» **MATERIAL PROVIDED**
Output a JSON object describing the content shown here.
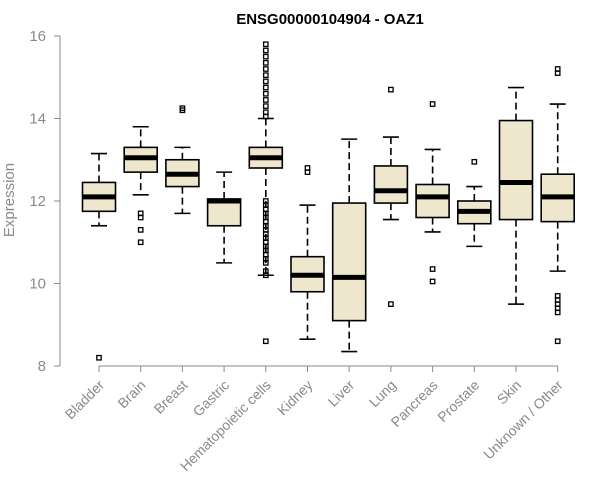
{
  "chart_data": {
    "type": "boxplot",
    "title": "ENSG00000104904 - OAZ1",
    "xlabel": "",
    "ylabel": "Expression",
    "ylim": [
      8,
      16
    ],
    "yticks": [
      8,
      10,
      12,
      14,
      16
    ],
    "box_fill": "#efe7cd",
    "categories": [
      "Bladder",
      "Brain",
      "Breast",
      "Gastric",
      "Hematopoietic cells",
      "Kidney",
      "Liver",
      "Lung",
      "Pancreas",
      "Prostate",
      "Skin",
      "Unknown / Other"
    ],
    "boxes": [
      {
        "name": "Bladder",
        "whisker_low": 11.4,
        "q1": 11.75,
        "median": 12.1,
        "q3": 12.45,
        "whisker_high": 13.15,
        "outliers": [
          8.2
        ]
      },
      {
        "name": "Brain",
        "whisker_low": 12.15,
        "q1": 12.7,
        "median": 13.05,
        "q3": 13.3,
        "whisker_high": 13.8,
        "outliers": [
          11.7,
          11.6,
          11.3,
          11.0
        ]
      },
      {
        "name": "Breast",
        "whisker_low": 11.7,
        "q1": 12.35,
        "median": 12.65,
        "q3": 13.0,
        "whisker_high": 13.3,
        "outliers": [
          14.2,
          14.25
        ]
      },
      {
        "name": "Gastric",
        "whisker_low": 10.5,
        "q1": 11.4,
        "median": 12.0,
        "q3": 12.05,
        "whisker_high": 12.7,
        "outliers": []
      },
      {
        "name": "Hematopoietic cells",
        "whisker_low": 10.2,
        "q1": 12.8,
        "median": 13.05,
        "q3": 13.3,
        "whisker_high": 14.0,
        "outliers": [
          8.6,
          10.2,
          10.3,
          10.5,
          10.6,
          10.7,
          10.8,
          10.9,
          11.0,
          11.1,
          11.2,
          11.3,
          11.4,
          11.5,
          11.6,
          11.7,
          11.8,
          11.9,
          12.0,
          14.05,
          14.15,
          14.3,
          14.45,
          14.6,
          14.75,
          14.9,
          15.05,
          15.2,
          15.35,
          15.5,
          15.65,
          15.8
        ]
      },
      {
        "name": "Kidney",
        "whisker_low": 8.65,
        "q1": 9.8,
        "median": 10.2,
        "q3": 10.65,
        "whisker_high": 11.9,
        "outliers": [
          12.7,
          12.8
        ]
      },
      {
        "name": "Liver",
        "whisker_low": 8.35,
        "q1": 9.1,
        "median": 10.15,
        "q3": 11.95,
        "whisker_high": 13.5,
        "outliers": []
      },
      {
        "name": "Lung",
        "whisker_low": 11.55,
        "q1": 11.95,
        "median": 12.25,
        "q3": 12.85,
        "whisker_high": 13.55,
        "outliers": [
          14.7,
          9.5
        ]
      },
      {
        "name": "Pancreas",
        "whisker_low": 11.25,
        "q1": 11.6,
        "median": 12.1,
        "q3": 12.4,
        "whisker_high": 13.25,
        "outliers": [
          14.35,
          10.35,
          10.05
        ]
      },
      {
        "name": "Prostate",
        "whisker_low": 10.9,
        "q1": 11.45,
        "median": 11.75,
        "q3": 12.0,
        "whisker_high": 12.35,
        "outliers": [
          12.95
        ]
      },
      {
        "name": "Skin",
        "whisker_low": 9.5,
        "q1": 11.55,
        "median": 12.45,
        "q3": 13.95,
        "whisker_high": 14.75,
        "outliers": []
      },
      {
        "name": "Unknown / Other",
        "whisker_low": 10.3,
        "q1": 11.5,
        "median": 12.1,
        "q3": 12.65,
        "whisker_high": 14.35,
        "outliers": [
          15.2,
          15.1,
          9.7,
          9.6,
          9.5,
          9.4,
          9.3,
          8.6
        ]
      }
    ]
  }
}
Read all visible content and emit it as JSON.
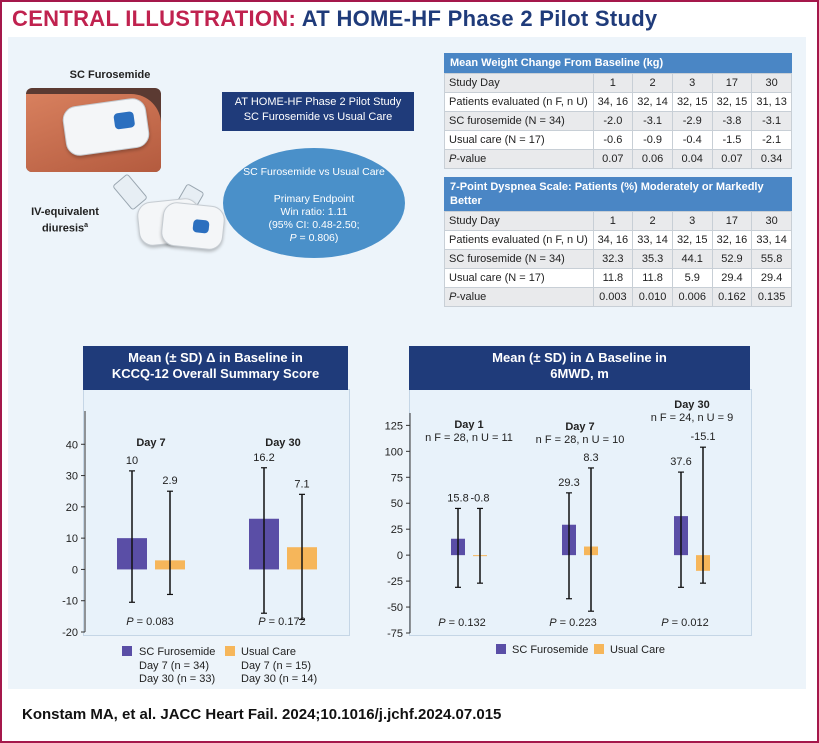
{
  "title_prefix": "CENTRAL ILLUSTRATION:",
  "title_main": "AT HOME-HF Phase 2 Pilot Study",
  "device_labels": {
    "sc": "SC Furosemide",
    "iv": "IV-equivalent",
    "iv2": "diuresis",
    "iv_sup": "a"
  },
  "study_box": {
    "line1": "AT HOME-HF Phase 2 Pilot Study",
    "line2": "SC Furosemide vs Usual Care"
  },
  "ellipse": {
    "title": "SC Furosemide vs Usual Care",
    "line1": "Primary Endpoint",
    "line2": "Win ratio: 1.11",
    "line3": "(95% CI: 0.48-2.50;",
    "line4_p": "P",
    "line4_rest": " = 0.806)"
  },
  "weight_table": {
    "title": "Mean Weight Change From Baseline (kg)",
    "rows": [
      [
        "Study Day",
        "1",
        "2",
        "3",
        "17",
        "30"
      ],
      [
        "Patients evaluated (n F, n U)",
        "34, 16",
        "32, 14",
        "32, 15",
        "32, 15",
        "31, 13"
      ],
      [
        "SC furosemide (N = 34)",
        "-2.0",
        "-3.1",
        "-2.9",
        "-3.8",
        "-3.1"
      ],
      [
        "Usual care (N = 17)",
        "-0.6",
        "-0.9",
        "-0.4",
        "-1.5",
        "-2.1"
      ],
      [
        "P-value",
        "0.07",
        "0.06",
        "0.04",
        "0.07",
        "0.34"
      ]
    ]
  },
  "dyspnea_table": {
    "title": "7-Point Dyspnea Scale: Patients (%) Moderately or Markedly Better",
    "rows": [
      [
        "Study Day",
        "1",
        "2",
        "3",
        "17",
        "30"
      ],
      [
        "Patients evaluated (n F, n U)",
        "34, 16",
        "33, 14",
        "32, 15",
        "32, 16",
        "33, 14"
      ],
      [
        "SC furosemide (N = 34)",
        "32.3",
        "35.3",
        "44.1",
        "52.9",
        "55.8"
      ],
      [
        "Usual care (N = 17)",
        "11.8",
        "11.8",
        "5.9",
        "29.4",
        "29.4"
      ],
      [
        "P-value",
        "0.003",
        "0.010",
        "0.006",
        "0.162",
        "0.135"
      ]
    ]
  },
  "colors": {
    "sc": "#5a4ea6",
    "uc": "#f6b65a",
    "navy": "#1f3b7a",
    "accent": "#c0224f"
  },
  "chart_data": [
    {
      "type": "bar",
      "title": "Mean (± SD) Δ in Baseline in KCCQ-12 Overall Summary Score",
      "title_line1": "Mean (± SD) Δ in Baseline in",
      "title_line2": "KCCQ-12 Overall Summary Score",
      "ylim": [
        -20,
        50
      ],
      "yticks": [
        -20,
        -10,
        0,
        10,
        20,
        30,
        40
      ],
      "grid": false,
      "groups": [
        {
          "label": "Day 7",
          "p_label": "P",
          "p_value": " = 0.083",
          "bars": [
            {
              "series": "SC Furosemide",
              "value": 10,
              "label": "10",
              "err_low": -10.5,
              "err_high": 31.5
            },
            {
              "series": "Usual Care",
              "value": 2.9,
              "label": "2.9",
              "err_low": -8,
              "err_high": 25
            }
          ]
        },
        {
          "label": "Day 30",
          "p_label": "P",
          "p_value": " = 0.172",
          "bars": [
            {
              "series": "SC Furosemide",
              "value": 16.2,
              "label": "16.2",
              "err_low": -14,
              "err_high": 32.5
            },
            {
              "series": "Usual Care",
              "value": 7.1,
              "label": "7.1",
              "err_low": -16,
              "err_high": 24
            }
          ]
        }
      ],
      "legend": {
        "sc_label": "SC Furosemide",
        "uc_label": "Usual Care",
        "sc_n1": "Day 7 (n = 34)",
        "sc_n2": "Day 30 (n = 33)",
        "uc_n1": "Day 7 (n = 15)",
        "uc_n2": "Day 30 (n = 14)"
      }
    },
    {
      "type": "bar",
      "title": "Mean (± SD) in Δ Baseline in 6MWD, m",
      "title_line1": "Mean (± SD) in Δ Baseline in",
      "title_line2": "6MWD, m",
      "ylim": [
        -75,
        135
      ],
      "yticks": [
        -75,
        -50,
        -25,
        0,
        25,
        50,
        75,
        100,
        125
      ],
      "grid": false,
      "groups": [
        {
          "label": "Day 1",
          "sublabel": "n F = 28, n U = 11",
          "p_label": "P",
          "p_value": " = 0.132",
          "bars": [
            {
              "series": "SC Furosemide",
              "value": 15.8,
              "label": "15.8",
              "err_low": -31,
              "err_high": 45
            },
            {
              "series": "Usual Care",
              "value": -0.8,
              "label": "-0.8",
              "err_low": -27,
              "err_high": 45
            }
          ]
        },
        {
          "label": "Day 7",
          "sublabel": "n F = 28, n U = 10",
          "p_label": "P",
          "p_value": " = 0.223",
          "bars": [
            {
              "series": "SC Furosemide",
              "value": 29.3,
              "label": "29.3",
              "err_low": -42,
              "err_high": 60
            },
            {
              "series": "Usual Care",
              "value": 8.3,
              "label": "8.3",
              "err_low": -54,
              "err_high": 84
            }
          ]
        },
        {
          "label": "Day 30",
          "sublabel": "n F = 24, n U = 9",
          "p_label": "P",
          "p_value": " = 0.012",
          "bars": [
            {
              "series": "SC Furosemide",
              "value": 37.6,
              "label": "37.6",
              "err_low": -31,
              "err_high": 80
            },
            {
              "series": "Usual Care",
              "value": -15.1,
              "label": "-15.1",
              "err_low": -27,
              "err_high": 104
            }
          ]
        }
      ],
      "legend": {
        "sc_label": "SC Furosemide",
        "uc_label": "Usual Care"
      }
    }
  ],
  "citation": "Konstam MA, et al. JACC Heart Fail. 2024;10.1016/j.jchf.2024.07.015"
}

» **PROBLEM STATEMENT**
Whenever a line includes the word "Overall", pull it out of the entries.

» **ANSWER FOR THIS EXERCISE**
      "title": "Mean (± SD) Δ in Baseline in KCCQ-12 Overall Summary Score",
      "title_line2": "KCCQ-12 Overall Summary Score",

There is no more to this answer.